Data to use:
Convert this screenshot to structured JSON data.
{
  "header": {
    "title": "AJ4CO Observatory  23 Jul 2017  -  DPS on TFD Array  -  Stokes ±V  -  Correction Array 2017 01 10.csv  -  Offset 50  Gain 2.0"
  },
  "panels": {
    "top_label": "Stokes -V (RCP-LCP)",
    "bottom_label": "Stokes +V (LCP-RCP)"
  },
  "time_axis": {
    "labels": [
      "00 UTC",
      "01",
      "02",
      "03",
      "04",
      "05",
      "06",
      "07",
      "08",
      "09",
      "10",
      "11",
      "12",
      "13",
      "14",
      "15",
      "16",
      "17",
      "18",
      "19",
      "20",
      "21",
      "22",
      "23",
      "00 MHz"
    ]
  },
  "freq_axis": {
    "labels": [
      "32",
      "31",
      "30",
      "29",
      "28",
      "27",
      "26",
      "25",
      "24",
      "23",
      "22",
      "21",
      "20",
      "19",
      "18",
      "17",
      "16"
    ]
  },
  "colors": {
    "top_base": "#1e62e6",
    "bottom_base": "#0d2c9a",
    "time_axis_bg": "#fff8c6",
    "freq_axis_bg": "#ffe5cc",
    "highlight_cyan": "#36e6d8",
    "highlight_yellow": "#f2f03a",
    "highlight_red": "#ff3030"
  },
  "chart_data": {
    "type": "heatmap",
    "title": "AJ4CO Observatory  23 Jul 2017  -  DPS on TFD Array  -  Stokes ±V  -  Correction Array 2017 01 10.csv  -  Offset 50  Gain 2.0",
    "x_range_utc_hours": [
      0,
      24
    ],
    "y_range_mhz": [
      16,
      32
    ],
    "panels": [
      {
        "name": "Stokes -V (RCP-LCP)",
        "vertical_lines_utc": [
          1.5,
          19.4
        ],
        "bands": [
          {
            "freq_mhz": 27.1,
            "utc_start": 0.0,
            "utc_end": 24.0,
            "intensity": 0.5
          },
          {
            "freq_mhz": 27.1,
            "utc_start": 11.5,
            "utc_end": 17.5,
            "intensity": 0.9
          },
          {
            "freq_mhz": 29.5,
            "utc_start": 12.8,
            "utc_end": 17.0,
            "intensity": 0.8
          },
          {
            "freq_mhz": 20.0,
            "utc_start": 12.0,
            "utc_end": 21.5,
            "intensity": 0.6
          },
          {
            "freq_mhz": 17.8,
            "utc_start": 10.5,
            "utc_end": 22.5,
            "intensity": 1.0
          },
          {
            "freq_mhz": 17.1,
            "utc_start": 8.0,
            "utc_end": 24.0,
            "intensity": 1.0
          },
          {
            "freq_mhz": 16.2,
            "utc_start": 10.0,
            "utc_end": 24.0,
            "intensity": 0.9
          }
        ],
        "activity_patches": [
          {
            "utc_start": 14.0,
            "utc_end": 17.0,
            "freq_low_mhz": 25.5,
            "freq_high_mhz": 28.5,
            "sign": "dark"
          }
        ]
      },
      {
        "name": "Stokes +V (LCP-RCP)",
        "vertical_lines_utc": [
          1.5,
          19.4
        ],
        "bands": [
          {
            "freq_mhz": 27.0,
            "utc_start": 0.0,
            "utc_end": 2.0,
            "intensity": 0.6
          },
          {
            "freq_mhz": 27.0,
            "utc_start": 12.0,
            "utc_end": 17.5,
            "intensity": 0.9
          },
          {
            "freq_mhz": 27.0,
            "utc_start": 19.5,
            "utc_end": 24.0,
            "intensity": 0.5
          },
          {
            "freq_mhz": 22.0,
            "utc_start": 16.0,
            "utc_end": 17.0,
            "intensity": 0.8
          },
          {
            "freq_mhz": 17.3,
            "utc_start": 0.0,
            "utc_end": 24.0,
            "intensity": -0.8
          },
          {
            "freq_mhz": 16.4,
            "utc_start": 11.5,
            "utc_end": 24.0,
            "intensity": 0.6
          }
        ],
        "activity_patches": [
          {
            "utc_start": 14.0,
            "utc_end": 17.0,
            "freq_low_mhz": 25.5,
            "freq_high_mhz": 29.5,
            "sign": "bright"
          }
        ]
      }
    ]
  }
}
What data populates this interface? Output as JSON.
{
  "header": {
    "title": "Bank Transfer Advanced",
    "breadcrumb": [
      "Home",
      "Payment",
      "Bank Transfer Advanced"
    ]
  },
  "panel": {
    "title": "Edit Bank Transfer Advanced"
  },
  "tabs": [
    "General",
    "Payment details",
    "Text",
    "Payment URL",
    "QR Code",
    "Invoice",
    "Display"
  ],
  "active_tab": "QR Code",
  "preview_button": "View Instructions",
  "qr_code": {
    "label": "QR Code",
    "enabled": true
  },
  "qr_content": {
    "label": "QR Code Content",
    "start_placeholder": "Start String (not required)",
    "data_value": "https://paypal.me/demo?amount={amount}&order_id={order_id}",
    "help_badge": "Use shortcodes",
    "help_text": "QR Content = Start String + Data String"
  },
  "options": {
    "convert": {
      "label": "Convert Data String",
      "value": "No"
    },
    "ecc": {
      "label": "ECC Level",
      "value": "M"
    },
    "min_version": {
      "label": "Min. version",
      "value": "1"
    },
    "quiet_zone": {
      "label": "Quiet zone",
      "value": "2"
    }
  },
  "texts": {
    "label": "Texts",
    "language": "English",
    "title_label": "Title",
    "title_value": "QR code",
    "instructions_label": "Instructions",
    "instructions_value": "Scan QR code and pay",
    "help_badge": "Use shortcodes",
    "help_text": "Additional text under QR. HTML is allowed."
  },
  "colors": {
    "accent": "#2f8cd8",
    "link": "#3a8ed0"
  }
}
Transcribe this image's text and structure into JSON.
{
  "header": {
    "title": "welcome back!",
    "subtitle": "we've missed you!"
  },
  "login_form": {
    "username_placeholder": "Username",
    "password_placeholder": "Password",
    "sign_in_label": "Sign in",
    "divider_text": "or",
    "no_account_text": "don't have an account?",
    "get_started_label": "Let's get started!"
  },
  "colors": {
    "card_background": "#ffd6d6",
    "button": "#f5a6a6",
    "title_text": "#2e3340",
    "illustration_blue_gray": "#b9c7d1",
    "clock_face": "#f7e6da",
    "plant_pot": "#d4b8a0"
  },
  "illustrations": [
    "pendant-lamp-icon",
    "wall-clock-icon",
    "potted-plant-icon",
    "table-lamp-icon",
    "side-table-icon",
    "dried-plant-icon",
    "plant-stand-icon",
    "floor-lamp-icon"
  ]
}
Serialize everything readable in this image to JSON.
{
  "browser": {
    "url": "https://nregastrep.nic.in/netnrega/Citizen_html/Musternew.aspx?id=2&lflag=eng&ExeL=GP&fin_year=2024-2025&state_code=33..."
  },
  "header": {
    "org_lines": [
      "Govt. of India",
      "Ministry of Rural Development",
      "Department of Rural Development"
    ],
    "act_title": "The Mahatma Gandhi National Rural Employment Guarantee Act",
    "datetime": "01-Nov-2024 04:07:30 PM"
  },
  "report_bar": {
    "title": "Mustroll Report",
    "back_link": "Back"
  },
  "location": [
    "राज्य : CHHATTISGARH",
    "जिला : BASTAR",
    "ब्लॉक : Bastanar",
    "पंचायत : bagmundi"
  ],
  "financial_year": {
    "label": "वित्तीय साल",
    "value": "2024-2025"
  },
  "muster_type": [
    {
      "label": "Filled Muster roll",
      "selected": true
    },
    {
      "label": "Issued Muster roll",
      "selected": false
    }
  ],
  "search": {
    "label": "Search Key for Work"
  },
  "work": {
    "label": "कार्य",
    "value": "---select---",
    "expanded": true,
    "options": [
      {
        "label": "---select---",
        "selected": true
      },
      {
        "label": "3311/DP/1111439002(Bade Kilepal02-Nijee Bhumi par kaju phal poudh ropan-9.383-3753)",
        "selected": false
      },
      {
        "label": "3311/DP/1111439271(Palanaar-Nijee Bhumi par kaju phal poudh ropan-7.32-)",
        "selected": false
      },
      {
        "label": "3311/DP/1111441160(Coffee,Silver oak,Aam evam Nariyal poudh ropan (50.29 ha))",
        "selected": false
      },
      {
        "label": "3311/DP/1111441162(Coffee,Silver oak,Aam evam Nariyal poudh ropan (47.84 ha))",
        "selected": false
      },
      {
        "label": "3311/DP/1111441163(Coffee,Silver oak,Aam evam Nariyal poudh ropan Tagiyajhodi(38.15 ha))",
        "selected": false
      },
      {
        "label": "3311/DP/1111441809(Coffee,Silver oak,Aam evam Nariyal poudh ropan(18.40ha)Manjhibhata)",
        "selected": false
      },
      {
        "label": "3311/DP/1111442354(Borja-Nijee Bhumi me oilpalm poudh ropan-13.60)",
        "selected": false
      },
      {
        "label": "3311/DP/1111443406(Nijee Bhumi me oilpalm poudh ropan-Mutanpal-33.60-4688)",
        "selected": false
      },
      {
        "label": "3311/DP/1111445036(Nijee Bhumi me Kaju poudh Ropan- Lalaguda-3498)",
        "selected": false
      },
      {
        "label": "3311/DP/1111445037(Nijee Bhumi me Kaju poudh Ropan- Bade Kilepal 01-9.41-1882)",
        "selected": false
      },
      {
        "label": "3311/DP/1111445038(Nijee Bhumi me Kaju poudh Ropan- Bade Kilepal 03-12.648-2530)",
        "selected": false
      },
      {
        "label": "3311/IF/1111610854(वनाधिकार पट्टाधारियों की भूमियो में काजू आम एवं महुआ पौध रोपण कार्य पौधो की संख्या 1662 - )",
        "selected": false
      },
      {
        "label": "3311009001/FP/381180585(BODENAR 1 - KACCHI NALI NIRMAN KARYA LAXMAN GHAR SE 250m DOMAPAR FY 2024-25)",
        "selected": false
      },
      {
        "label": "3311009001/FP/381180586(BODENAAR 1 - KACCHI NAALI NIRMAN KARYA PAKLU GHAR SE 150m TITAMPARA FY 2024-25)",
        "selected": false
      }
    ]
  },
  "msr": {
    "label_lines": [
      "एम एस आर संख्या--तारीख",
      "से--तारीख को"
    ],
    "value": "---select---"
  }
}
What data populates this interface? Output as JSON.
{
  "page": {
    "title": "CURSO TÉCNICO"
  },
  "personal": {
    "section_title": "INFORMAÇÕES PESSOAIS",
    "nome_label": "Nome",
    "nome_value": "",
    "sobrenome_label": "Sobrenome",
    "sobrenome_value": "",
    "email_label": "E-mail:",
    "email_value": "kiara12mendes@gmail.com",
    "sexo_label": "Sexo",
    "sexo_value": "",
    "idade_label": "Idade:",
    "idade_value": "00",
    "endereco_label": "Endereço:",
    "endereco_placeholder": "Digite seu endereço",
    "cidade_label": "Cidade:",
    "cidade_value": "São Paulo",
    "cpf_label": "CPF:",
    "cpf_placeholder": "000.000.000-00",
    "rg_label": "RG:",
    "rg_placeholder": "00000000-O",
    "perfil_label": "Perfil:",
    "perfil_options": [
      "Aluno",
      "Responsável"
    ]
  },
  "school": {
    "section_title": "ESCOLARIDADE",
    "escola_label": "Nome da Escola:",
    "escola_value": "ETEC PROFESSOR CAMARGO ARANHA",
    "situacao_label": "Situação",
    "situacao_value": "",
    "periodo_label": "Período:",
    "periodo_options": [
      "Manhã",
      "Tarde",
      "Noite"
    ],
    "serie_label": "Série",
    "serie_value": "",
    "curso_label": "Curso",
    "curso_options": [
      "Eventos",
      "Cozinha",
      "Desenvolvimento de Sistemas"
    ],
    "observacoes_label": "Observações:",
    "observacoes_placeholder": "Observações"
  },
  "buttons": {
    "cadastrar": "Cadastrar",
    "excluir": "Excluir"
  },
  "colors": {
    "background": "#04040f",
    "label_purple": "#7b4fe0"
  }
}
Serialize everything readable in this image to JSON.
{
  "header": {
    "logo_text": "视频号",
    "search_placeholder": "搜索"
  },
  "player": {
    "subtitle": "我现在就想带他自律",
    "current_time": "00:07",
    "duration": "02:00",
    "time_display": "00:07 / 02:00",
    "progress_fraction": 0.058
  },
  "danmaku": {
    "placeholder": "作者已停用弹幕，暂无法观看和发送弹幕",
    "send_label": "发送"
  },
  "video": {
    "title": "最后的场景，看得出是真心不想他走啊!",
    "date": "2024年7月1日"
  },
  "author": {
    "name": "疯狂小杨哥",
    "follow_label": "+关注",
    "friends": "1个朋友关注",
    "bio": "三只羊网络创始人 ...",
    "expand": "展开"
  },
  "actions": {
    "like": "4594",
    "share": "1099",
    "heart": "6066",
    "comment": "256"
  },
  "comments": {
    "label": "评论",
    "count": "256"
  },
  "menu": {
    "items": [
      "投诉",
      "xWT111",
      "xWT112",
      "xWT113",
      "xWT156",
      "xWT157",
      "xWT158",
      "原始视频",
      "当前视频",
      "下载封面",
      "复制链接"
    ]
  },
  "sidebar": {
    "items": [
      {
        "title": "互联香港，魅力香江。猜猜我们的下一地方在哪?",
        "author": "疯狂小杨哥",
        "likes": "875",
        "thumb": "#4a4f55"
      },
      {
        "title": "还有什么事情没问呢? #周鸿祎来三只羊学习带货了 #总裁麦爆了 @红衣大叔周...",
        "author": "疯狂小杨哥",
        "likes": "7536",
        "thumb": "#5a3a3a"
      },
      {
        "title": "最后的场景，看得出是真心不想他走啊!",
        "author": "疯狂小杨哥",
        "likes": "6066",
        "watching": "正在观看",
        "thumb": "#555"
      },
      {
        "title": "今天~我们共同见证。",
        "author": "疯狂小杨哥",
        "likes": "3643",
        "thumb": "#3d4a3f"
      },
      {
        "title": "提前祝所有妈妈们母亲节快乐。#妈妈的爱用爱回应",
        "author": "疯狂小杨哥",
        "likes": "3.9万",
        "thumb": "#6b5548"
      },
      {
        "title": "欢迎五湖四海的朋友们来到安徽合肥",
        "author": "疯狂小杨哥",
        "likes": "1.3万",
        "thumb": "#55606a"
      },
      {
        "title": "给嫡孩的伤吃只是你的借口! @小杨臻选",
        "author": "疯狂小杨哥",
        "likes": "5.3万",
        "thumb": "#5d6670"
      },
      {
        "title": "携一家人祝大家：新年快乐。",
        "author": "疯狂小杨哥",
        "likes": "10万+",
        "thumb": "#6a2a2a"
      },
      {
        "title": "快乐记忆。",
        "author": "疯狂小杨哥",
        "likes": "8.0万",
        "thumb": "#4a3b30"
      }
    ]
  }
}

Your instructions: Pull out every line of the records above that contains the word "Bade".

Solution:
        "label": "3311/DP/1111439002(Bade Kilepal02-Nijee Bhumi par kaju phal poudh ropan-9.383-3753)",
        "label": "3311/DP/1111445037(Nijee Bhumi me Kaju poudh Ropan- Bade Kilepal 01-9.41-1882)",
        "label": "3311/DP/1111445038(Nijee Bhumi me Kaju poudh Ropan- Bade Kilepal 03-12.648-2530)",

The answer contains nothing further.